▸ **Supplied material**:
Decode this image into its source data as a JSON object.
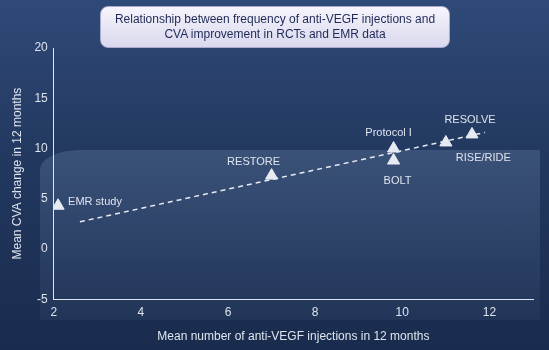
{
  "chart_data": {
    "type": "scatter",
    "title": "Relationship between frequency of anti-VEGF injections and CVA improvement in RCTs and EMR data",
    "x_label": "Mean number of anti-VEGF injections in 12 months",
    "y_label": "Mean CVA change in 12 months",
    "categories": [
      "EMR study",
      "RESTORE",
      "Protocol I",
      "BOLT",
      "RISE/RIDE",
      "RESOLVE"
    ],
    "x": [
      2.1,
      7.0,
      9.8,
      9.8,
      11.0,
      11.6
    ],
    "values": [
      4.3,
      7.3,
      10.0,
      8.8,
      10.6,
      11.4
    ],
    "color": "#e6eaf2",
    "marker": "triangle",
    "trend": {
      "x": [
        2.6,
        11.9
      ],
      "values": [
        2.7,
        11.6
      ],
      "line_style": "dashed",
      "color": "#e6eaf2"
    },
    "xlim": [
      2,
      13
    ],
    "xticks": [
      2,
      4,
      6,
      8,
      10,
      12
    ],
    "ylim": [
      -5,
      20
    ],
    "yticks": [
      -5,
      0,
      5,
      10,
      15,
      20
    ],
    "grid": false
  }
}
==
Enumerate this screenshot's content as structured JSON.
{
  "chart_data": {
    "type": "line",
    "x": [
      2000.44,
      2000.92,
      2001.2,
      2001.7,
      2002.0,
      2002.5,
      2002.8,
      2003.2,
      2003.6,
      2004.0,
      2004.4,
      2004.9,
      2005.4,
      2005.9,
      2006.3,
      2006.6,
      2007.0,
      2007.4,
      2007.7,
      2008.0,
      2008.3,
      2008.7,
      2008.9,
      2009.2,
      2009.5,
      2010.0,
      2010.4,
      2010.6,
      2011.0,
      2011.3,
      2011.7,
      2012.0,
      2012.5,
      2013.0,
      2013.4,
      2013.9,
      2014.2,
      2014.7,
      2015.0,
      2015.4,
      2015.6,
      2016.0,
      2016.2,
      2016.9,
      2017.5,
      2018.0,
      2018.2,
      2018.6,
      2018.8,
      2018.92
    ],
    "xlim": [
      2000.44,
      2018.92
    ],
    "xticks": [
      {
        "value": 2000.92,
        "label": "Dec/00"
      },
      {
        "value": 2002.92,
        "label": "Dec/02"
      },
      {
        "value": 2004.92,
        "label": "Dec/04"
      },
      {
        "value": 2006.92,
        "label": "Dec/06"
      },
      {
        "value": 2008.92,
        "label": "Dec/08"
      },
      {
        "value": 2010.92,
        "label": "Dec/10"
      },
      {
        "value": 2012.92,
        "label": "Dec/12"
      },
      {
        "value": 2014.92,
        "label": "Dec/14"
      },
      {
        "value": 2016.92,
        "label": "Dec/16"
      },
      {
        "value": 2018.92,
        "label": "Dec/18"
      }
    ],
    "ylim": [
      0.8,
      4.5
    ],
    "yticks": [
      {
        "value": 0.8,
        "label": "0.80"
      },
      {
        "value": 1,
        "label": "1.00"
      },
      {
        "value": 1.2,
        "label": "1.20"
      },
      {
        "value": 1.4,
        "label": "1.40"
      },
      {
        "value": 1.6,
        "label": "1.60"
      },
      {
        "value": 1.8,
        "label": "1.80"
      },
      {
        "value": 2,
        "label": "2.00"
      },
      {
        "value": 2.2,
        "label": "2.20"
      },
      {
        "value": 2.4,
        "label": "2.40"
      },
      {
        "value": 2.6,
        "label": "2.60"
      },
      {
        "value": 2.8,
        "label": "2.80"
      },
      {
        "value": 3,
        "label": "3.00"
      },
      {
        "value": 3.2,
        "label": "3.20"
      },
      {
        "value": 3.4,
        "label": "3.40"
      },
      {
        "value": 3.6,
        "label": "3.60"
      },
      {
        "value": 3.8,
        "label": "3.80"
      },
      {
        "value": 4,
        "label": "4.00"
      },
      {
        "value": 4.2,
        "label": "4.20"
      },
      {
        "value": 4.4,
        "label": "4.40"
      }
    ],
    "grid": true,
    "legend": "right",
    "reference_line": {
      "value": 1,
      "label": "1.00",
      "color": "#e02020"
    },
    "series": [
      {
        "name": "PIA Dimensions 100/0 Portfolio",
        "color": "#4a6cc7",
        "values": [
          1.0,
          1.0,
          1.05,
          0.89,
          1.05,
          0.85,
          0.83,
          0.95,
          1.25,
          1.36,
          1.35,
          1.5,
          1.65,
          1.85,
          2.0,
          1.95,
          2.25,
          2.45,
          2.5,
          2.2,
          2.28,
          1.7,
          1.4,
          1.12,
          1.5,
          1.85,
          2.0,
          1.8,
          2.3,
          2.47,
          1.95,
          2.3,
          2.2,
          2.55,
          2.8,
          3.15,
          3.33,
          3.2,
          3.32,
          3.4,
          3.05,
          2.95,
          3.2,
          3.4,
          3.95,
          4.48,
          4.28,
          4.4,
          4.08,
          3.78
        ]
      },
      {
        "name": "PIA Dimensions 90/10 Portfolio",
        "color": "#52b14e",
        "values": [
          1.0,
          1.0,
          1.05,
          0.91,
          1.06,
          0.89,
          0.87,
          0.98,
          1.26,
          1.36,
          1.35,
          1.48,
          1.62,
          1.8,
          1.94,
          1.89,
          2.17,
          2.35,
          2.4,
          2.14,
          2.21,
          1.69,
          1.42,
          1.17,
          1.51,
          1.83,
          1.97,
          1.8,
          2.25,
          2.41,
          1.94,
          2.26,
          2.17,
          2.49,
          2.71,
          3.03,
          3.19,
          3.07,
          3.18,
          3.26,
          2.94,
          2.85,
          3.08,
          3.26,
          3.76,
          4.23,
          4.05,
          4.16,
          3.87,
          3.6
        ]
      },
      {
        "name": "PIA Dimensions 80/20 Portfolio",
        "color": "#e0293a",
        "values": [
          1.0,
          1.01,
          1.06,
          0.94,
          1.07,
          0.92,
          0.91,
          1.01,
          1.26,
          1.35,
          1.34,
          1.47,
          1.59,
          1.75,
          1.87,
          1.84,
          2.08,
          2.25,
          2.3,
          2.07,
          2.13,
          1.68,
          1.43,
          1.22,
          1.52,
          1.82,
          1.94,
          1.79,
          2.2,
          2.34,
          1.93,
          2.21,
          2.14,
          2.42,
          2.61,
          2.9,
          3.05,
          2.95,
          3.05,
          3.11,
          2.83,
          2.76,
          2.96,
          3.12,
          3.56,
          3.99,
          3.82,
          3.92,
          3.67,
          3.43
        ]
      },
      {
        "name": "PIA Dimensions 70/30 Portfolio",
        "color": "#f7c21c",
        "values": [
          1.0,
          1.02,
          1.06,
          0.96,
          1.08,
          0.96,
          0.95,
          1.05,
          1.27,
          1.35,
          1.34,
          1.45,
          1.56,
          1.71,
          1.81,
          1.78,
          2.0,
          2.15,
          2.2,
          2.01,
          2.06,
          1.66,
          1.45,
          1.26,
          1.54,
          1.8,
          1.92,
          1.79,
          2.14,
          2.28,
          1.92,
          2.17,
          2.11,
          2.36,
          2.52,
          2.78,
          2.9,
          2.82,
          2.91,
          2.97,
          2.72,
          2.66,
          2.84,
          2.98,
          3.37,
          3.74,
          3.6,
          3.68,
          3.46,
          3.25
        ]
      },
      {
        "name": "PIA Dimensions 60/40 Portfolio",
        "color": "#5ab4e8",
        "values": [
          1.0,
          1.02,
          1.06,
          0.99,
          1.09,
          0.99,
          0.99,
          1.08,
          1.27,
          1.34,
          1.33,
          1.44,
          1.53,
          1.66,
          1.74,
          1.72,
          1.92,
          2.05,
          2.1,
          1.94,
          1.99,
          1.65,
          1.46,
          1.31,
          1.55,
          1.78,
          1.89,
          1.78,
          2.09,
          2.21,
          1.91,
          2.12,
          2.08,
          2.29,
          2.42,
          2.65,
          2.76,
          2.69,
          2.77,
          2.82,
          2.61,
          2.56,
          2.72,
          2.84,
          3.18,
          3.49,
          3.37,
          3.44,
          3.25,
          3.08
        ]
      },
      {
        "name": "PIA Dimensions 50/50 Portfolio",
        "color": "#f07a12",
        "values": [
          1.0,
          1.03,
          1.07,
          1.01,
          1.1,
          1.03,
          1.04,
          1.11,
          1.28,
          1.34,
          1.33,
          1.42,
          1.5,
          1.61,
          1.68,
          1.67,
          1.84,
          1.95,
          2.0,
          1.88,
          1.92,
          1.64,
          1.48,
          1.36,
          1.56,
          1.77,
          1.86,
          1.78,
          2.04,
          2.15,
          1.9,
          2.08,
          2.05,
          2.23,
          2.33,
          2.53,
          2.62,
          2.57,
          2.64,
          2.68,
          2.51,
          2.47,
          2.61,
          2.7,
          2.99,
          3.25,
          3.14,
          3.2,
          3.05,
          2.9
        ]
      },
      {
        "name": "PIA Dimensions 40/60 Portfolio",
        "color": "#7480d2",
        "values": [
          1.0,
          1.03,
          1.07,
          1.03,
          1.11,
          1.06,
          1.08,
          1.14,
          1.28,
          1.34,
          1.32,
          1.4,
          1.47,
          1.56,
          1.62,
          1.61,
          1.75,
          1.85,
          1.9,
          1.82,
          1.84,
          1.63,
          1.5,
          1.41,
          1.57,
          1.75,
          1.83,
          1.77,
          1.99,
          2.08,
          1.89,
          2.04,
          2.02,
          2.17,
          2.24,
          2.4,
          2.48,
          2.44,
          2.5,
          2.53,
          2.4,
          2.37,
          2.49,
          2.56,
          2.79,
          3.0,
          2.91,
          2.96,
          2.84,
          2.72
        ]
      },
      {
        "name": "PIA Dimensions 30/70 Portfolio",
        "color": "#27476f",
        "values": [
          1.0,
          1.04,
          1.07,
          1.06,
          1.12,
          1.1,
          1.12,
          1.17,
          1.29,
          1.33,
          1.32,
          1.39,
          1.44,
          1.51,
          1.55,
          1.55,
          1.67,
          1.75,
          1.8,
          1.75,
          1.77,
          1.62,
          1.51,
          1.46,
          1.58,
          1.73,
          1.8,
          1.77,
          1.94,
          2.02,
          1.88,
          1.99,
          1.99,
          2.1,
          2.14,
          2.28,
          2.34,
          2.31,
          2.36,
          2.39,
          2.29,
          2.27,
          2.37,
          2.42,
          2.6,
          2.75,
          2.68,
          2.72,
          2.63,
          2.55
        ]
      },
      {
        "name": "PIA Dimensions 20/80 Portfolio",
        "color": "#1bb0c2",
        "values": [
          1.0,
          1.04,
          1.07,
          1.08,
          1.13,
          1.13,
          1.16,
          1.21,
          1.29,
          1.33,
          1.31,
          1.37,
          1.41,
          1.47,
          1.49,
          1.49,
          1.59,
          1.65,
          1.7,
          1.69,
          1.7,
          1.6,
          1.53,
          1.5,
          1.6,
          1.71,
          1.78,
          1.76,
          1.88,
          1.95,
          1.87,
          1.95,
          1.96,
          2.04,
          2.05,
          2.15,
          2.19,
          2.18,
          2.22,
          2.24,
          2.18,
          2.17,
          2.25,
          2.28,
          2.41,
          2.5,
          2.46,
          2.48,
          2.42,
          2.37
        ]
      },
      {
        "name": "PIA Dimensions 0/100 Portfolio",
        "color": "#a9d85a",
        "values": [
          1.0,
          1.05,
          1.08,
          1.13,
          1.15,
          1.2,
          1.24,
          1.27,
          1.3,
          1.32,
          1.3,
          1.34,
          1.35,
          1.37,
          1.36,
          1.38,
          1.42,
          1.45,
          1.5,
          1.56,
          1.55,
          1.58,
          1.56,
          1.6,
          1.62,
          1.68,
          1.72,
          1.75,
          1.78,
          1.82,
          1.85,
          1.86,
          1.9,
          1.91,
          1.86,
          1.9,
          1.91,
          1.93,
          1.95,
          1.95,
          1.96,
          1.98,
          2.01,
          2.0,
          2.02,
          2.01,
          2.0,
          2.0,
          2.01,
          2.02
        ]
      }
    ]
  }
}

▸ **What you need to do**:
Find the lines that include the string "VEGF", then copy each of them.

▸ **Solution for this task**:
    "title": "Relationship between frequency of anti-VEGF injections and CVA improvement in RCTs and EMR data",
    "x_label": "Mean number of anti-VEGF injections in 12 months",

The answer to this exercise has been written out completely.